_Given entries_
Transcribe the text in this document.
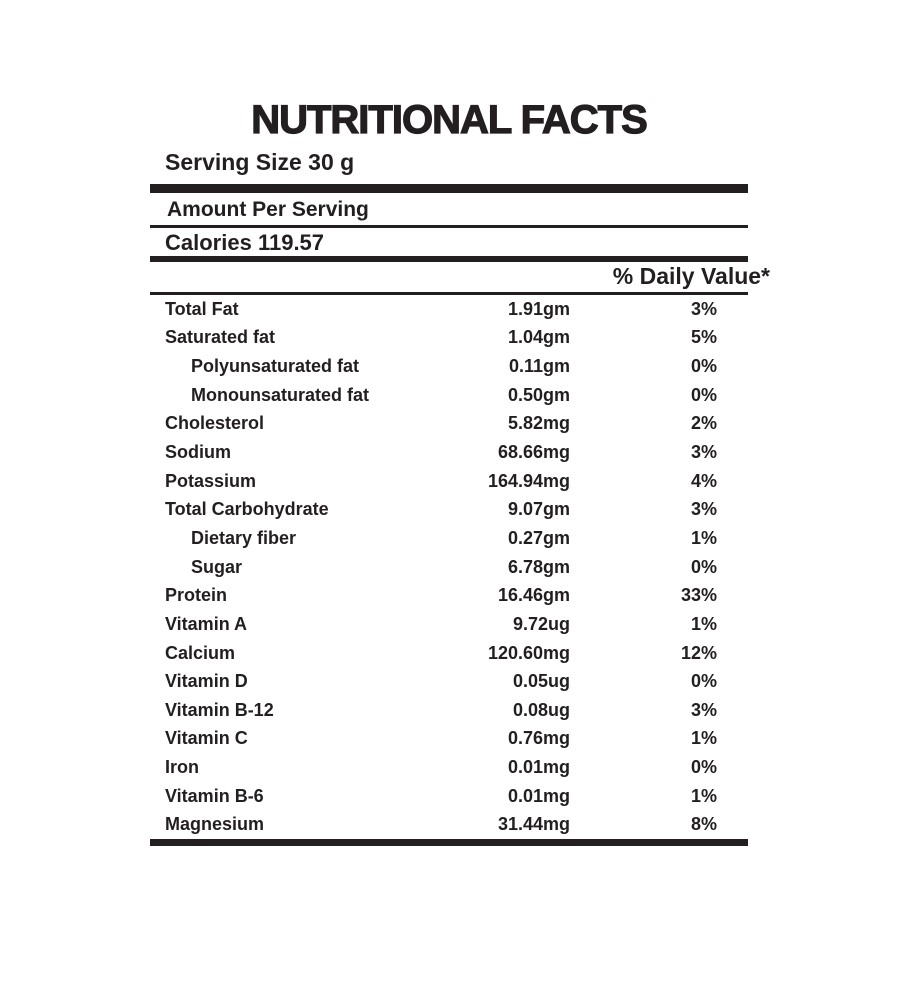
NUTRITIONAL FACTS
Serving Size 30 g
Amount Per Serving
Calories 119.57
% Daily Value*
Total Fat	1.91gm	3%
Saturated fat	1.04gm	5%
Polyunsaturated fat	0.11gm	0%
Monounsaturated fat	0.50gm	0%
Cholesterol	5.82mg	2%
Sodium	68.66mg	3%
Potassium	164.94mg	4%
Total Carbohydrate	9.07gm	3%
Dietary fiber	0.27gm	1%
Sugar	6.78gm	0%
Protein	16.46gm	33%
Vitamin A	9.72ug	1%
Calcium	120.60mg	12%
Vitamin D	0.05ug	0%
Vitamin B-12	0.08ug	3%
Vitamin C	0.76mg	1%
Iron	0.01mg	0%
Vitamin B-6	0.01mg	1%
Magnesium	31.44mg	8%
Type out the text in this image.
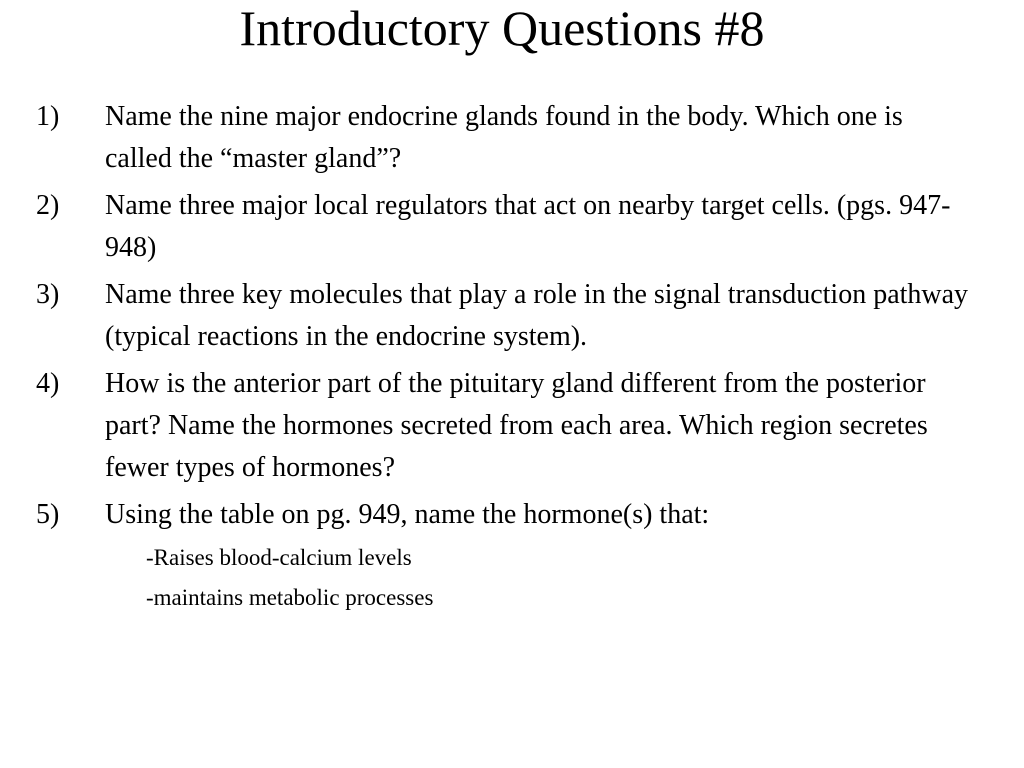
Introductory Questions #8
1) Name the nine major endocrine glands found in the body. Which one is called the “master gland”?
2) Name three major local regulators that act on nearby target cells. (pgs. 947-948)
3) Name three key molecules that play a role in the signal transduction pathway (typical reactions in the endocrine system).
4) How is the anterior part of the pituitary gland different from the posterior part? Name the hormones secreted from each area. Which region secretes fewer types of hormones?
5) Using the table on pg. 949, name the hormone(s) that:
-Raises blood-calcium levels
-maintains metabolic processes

_Aim of the exercise_
Set down the material word for word, and drop every picture from it.

_Answer box_
Transcribe the text in this document.
NUTRITIONAL FACTS
Serving Size 30 g
Amount Per Serving
Calories 119.57
% Daily Value*
Total Fat	1.91gm	3%
Saturated fat	1.04gm	5%
Polyunsaturated fat	0.11gm	0%
Monounsaturated fat	0.50gm	0%
Cholesterol	5.82mg	2%
Sodium	68.66mg	3%
Potassium	164.94mg	4%
Total Carbohydrate	9.07gm	3%
Dietary fiber	0.27gm	1%
Sugar	6.78gm	0%
Protein	16.46gm	33%
Vitamin A	9.72ug	1%
Calcium	120.60mg	12%
Vitamin D	0.05ug	0%
Vitamin B-12	0.08ug	3%
Vitamin C	0.76mg	1%
Iron	0.01mg	0%
Vitamin B-6	0.01mg	1%
Magnesium	31.44mg	8%
Type out the text in this image.
Introductory Questions #8
1) Name the nine major endocrine glands found in the body. Which one is called the “master gland”?
2) Name three major local regulators that act on nearby target cells. (pgs. 947-948)
3) Name three key molecules that play a role in the signal transduction pathway (typical reactions in the endocrine system).
4) How is the anterior part of the pituitary gland different from the posterior part? Name the hormones secreted from each area. Which region secretes fewer types of hormones?
5) Using the table on pg. 949, name the hormone(s) that:
-Raises blood-calcium levels
-maintains metabolic processes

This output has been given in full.